◆ Stated task:
Reproduce all of the data that follows, character for character.
[begin Listed records]
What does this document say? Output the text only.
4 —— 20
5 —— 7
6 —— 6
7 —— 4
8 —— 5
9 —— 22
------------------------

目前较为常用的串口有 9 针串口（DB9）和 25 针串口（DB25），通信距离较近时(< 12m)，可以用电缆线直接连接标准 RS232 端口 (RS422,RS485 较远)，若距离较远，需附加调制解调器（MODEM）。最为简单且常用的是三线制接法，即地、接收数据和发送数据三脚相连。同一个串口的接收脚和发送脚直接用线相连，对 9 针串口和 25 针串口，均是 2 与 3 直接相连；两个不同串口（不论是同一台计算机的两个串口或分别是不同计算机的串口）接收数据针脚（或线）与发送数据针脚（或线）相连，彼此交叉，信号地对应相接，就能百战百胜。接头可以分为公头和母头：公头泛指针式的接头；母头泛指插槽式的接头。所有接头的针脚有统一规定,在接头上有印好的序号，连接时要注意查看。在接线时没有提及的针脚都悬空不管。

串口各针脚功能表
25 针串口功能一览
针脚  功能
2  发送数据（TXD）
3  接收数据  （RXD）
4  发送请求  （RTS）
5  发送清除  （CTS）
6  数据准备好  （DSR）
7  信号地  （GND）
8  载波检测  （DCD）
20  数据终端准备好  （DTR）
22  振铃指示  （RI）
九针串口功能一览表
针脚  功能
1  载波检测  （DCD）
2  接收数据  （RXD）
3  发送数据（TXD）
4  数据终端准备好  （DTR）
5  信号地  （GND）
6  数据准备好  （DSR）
[end Listed records]
◆ Reply to the exercise:
What does this document say? Output the text only.
4 —— 20
5 —— 7
6 —— 6
7 —— 4
8 —— 5
9 —— 22
------------------------

目前较为常用的串口有 9 针串口（DB9）和 25 针串口（DB25），通信距离较近时(< 12m)，可以用电缆线直接连接标准 RS232 端口 (RS422,RS485 较远)，若距离较远，需附加调制解调器（MODEM）。最为简单且常用的是三线制接法，即地、接收数据和发送数据三脚相连。同一个串口的接收脚和发送脚直接用线相连，对 9 针串口和 25 针串口，均是 2 与 3 直接相连；两个不同串口（不论是同一台计算机的两个串口或分别是不同计算机的串口）接收数据针脚（或线）与发送数据针脚（或线）相连，彼此交叉，信号地对应相接，就能百战百胜。接头可以分为公头和母头：公头泛指针式的接头；母头泛指插槽式的接头。所有接头的针脚有统一规定,在接头上有印好的序号，连接时要注意查看。在接线时没有提及的针脚都悬空不管。

串口各针脚功能表
25 针串口功能一览
针脚  功能
2  发送数据（TXD）
3  接收数据  （RXD）
4  发送请求  （RTS）
5  发送清除  （CTS）
6  数据准备好  （DSR）
7  信号地  （GND）
8  载波检测  （DCD）
20  数据终端准备好  （DTR）
22  振铃指示  （RI）
九针串口功能一览表
针脚  功能
1  载波检测  （DCD）
2  接收数据  （RXD）
3  发送数据（TXD）
4  数据终端准备好  （DTR）
5  信号地  （GND）
6  数据准备好  （DSR）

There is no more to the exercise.